DATA ENTRIES:
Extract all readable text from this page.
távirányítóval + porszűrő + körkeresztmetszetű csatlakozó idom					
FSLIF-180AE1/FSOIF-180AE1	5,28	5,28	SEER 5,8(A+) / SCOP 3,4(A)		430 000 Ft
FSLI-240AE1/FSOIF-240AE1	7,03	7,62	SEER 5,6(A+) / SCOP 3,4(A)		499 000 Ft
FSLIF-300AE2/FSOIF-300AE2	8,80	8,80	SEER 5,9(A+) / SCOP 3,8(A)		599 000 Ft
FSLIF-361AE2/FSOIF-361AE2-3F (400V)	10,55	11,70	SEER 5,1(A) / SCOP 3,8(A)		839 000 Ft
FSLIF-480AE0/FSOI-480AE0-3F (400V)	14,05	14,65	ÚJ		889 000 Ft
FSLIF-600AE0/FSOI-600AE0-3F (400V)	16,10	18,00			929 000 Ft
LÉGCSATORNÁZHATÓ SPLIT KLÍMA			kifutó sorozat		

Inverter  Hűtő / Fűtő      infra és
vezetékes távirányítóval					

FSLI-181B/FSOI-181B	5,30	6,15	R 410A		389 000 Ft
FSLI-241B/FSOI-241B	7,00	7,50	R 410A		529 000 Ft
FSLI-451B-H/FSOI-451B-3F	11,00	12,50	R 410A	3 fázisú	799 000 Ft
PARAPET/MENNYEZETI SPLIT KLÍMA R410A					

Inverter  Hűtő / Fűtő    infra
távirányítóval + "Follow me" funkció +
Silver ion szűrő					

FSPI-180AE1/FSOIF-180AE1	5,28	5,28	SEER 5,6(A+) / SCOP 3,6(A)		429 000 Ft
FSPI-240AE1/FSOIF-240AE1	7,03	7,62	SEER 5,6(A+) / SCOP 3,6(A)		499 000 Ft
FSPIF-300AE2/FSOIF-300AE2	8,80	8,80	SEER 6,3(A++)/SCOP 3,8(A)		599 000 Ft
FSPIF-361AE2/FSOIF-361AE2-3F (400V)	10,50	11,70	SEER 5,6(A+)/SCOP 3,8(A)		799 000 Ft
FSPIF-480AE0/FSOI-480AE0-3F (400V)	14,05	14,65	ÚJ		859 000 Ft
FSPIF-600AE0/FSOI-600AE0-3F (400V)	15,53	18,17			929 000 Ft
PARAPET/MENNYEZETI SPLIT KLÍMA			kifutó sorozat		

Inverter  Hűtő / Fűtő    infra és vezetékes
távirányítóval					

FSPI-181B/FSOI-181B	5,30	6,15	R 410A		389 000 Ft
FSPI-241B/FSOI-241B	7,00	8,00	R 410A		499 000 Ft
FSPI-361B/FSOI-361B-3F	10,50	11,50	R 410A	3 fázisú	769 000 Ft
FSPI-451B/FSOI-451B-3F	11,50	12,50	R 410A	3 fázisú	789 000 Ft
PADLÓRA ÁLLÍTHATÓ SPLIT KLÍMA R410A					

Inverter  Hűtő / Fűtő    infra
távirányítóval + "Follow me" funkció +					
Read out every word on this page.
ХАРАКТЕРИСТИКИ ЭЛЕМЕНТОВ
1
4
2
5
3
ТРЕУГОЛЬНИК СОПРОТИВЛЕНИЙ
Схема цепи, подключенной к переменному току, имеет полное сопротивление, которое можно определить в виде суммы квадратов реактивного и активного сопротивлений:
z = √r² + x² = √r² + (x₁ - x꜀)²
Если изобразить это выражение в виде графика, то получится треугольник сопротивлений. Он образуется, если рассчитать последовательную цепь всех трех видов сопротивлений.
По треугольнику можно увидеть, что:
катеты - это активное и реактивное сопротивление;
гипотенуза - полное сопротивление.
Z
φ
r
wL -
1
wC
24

WHAT IS ASKED:
Nothing should be changed: write out all of the data as is.

ANSWER TO THE PROBLEM:
Extract all readable text from this page.
távirányítóval + porszűrő + körkeresztmetszetű csatlakozó idom					
FSLIF-180AE1/FSOIF-180AE1	5,28	5,28	SEER 5,8(A+) / SCOP 3,4(A)		430 000 Ft
FSLI-240AE1/FSOIF-240AE1	7,03	7,62	SEER 5,6(A+) / SCOP 3,4(A)		499 000 Ft
FSLIF-300AE2/FSOIF-300AE2	8,80	8,80	SEER 5,9(A+) / SCOP 3,8(A)		599 000 Ft
FSLIF-361AE2/FSOIF-361AE2-3F (400V)	10,55	11,70	SEER 5,1(A) / SCOP 3,8(A)		839 000 Ft
FSLIF-480AE0/FSOI-480AE0-3F (400V)	14,05	14,65	ÚJ		889 000 Ft
FSLIF-600AE0/FSOI-600AE0-3F (400V)	16,10	18,00			929 000 Ft
LÉGCSATORNÁZHATÓ SPLIT KLÍMA			kifutó sorozat		

Inverter  Hűtő / Fűtő      infra és
vezetékes távirányítóval					

FSLI-181B/FSOI-181B	5,30	6,15	R 410A		389 000 Ft
FSLI-241B/FSOI-241B	7,00	7,50	R 410A		529 000 Ft
FSLI-451B-H/FSOI-451B-3F	11,00	12,50	R 410A	3 fázisú	799 000 Ft
PARAPET/MENNYEZETI SPLIT KLÍMA R410A					

Inverter  Hűtő / Fűtő    infra
távirányítóval + "Follow me" funkció +
Silver ion szűrő					

FSPI-180AE1/FSOIF-180AE1	5,28	5,28	SEER 5,6(A+) / SCOP 3,6(A)		429 000 Ft
FSPI-240AE1/FSOIF-240AE1	7,03	7,62	SEER 5,6(A+) / SCOP 3,6(A)		499 000 Ft
FSPIF-300AE2/FSOIF-300AE2	8,80	8,80	SEER 6,3(A++)/SCOP 3,8(A)		599 000 Ft
FSPIF-361AE2/FSOIF-361AE2-3F (400V)	10,50	11,70	SEER 5,6(A+)/SCOP 3,8(A)		799 000 Ft
FSPIF-480AE0/FSOI-480AE0-3F (400V)	14,05	14,65	ÚJ		859 000 Ft
FSPIF-600AE0/FSOI-600AE0-3F (400V)	15,53	18,17			929 000 Ft
PARAPET/MENNYEZETI SPLIT KLÍMA			kifutó sorozat		

Inverter  Hűtő / Fűtő    infra és vezetékes
távirányítóval					

FSPI-181B/FSOI-181B	5,30	6,15	R 410A		389 000 Ft
FSPI-241B/FSOI-241B	7,00	8,00	R 410A		499 000 Ft
FSPI-361B/FSOI-361B-3F	10,50	11,50	R 410A	3 fázisú	769 000 Ft
FSPI-451B/FSOI-451B-3F	11,50	12,50	R 410A	3 fázisú	789 000 Ft
PADLÓRA ÁLLÍTHATÓ SPLIT KLÍMA R410A					

Inverter  Hűtő / Fűtő    infra
távirányítóval + "Follow me" funkció +					
Read out every word on this page.
ХАРАКТЕРИСТИКИ ЭЛЕМЕНТОВ
1
4
2
5
3
ТРЕУГОЛЬНИК СОПРОТИВЛЕНИЙ
Схема цепи, подключенной к переменному току, имеет полное сопротивление, которое можно определить в виде суммы квадратов реактивного и активного сопротивлений:
z = √r² + x² = √r² + (x₁ - x꜀)²
Если изобразить это выражение в виде графика, то получится треугольник сопротивлений. Он образуется, если рассчитать последовательную цепь всех трех видов сопротивлений.
По треугольнику можно увидеть, что:
катеты - это активное и реактивное сопротивление;
гипотенуза - полное сопротивление.
Z
φ
r
wL -
1
wC
24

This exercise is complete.